Texto selecionado

Foi só o ruído das ruas
chegar aos ouvidos da nossa elite governante, que esta reagiu assustada diante
da mobilização contra os aumentos nas tarifas de ônibus que grassava no país.
Inicialmente reagiu de forma dúbia, mas logo exercitou o que melhor sabe fazer:
arrefecer o clamor popular adotando discurso acolhedor à demanda para logo mais
adiante nada fazer a respeito. E assim fica tudo como dantes. Será que dessa
vez funcionará esse surrado estratagema político?
A mobilidade urbana no
contexto do Brasil moderno é um tema em torno do qual as elites se aferraram ao
que existe de mais atrasado em todos os sentidos. Enquanto na saúde o povo
conquistou duramente o SUS, a mobilidade urbana convive com o pior equipamento,
vias e serviço, tudo em meio ao regime de concessão que dá, caso talvez único
no mundo, garantia de exploração por décadas para um punhado de ‘empresários
amigos’ dos governantes da hora, fiéis doadores de ‘contribuições eleitorais’,
em ‘cadeia de corrupção e exploração’ que se fecha em círculo perfeito.

Registros fornecidos
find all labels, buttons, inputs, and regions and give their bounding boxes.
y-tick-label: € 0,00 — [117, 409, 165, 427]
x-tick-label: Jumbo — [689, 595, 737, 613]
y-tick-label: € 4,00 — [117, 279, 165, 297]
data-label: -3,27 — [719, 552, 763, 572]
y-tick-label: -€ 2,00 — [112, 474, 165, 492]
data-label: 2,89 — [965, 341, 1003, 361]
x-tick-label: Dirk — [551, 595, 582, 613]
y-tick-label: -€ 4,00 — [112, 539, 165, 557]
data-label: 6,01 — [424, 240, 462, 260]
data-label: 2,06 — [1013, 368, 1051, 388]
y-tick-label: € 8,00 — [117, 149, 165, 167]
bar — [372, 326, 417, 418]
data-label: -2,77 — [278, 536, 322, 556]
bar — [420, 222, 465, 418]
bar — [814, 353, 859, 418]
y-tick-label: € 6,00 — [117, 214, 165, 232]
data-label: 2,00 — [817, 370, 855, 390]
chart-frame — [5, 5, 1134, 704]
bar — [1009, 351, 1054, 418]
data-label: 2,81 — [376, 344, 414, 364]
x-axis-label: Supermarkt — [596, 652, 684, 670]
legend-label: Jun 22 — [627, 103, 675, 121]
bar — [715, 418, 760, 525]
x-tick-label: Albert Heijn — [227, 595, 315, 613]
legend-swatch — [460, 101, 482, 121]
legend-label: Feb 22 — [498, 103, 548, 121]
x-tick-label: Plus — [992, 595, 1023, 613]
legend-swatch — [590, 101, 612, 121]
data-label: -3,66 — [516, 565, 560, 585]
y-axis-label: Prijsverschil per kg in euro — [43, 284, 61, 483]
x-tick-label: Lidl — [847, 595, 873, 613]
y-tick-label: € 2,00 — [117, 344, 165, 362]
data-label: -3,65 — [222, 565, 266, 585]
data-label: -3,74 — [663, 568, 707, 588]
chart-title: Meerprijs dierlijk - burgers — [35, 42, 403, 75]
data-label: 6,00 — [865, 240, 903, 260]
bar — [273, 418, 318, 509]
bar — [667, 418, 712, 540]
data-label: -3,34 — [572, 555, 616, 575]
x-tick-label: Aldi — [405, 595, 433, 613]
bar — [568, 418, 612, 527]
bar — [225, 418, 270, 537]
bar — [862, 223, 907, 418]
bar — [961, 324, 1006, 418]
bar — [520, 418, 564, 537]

Tarefas
1 - Extraia dos registros tudo o que vai do início deles até a linha que contém "x-tick-label: Dirk — [551, 595, 582, 613]", com as duas pontas incluídas. Reproduza essas linhas sem nenhuma alteração.
2 - Escreva a continuação do texto sobre a mobilidade urbana e as tarifas de ônibus a partir da última frase apresentada.

Resultados esperados
1 -
find all labels, buttons, inputs, and regions and give their bounding boxes.
y-tick-label: € 0,00 — [117, 409, 165, 427]
x-tick-label: Jumbo — [689, 595, 737, 613]
y-tick-label: € 4,00 — [117, 279, 165, 297]
data-label: -3,27 — [719, 552, 763, 572]
y-tick-label: -€ 2,00 — [112, 474, 165, 492]
data-label: 2,89 — [965, 341, 1003, 361]
x-tick-label: Dirk — [551, 595, 582, 613]

2 -
As recentes tentativas de
aumentos de passagens de ônibus, a par do barulho em rechaço a sofrer ainda
mais hiper-exploração, colocaram como nunca a proposta da TARIFA ZERO na ordem
do dia. Em resposta ao povo na rua, assistimos uma série de prefeitos de
governadores acenarem com a diminuição (e não aumento como desejavam fazer) das
atuais tarifas, oferecendo isenções fiscais de diversos tipos, fato que
comprova uma única coisa que ao longo de décadas procuram negar: o transporte
público pode ser oferecido gratuitamente por via de recursos públicos sim,
desde que haja vontade política para tanto, pois recursos há de sobra. De
sobra, pois são investidos em outros lugares que não mobilidade urbana, quesito
que deixa o Brasil bem longe do seu lugar no panteão global do PIB. A ver pelos
estádios de futebol e obras complementares para a Copa 2014 que receberão
dezenas de bilhões de todos os governos ‘unidos pelo futebol profissional’ –
municipais, estaduais e federal, há riqueza material como nunca houve na
história ‘desse país’.
Porém, não considerando o
balanço ‘gastos na Copa X gastos com transporte público’, baixo uma situação
‘normal’ os orçamentos públicos podem sustentar perfeitamente os gastos para
manter a ‘tarifa zero’, bastando para tanto inverter prioridades orçamentárias,
deixar de lado gastanças em coisas que não interessam à melhoria da qualidade
de vida para a grande maioria da população trabalhadora. Afinal, vivemos em um
país rico, sexta economia do planeta, no qual se gasta em coisas inimagináveis
em ‘modo perpétuo móbile’ de desperdício de dinheiro público.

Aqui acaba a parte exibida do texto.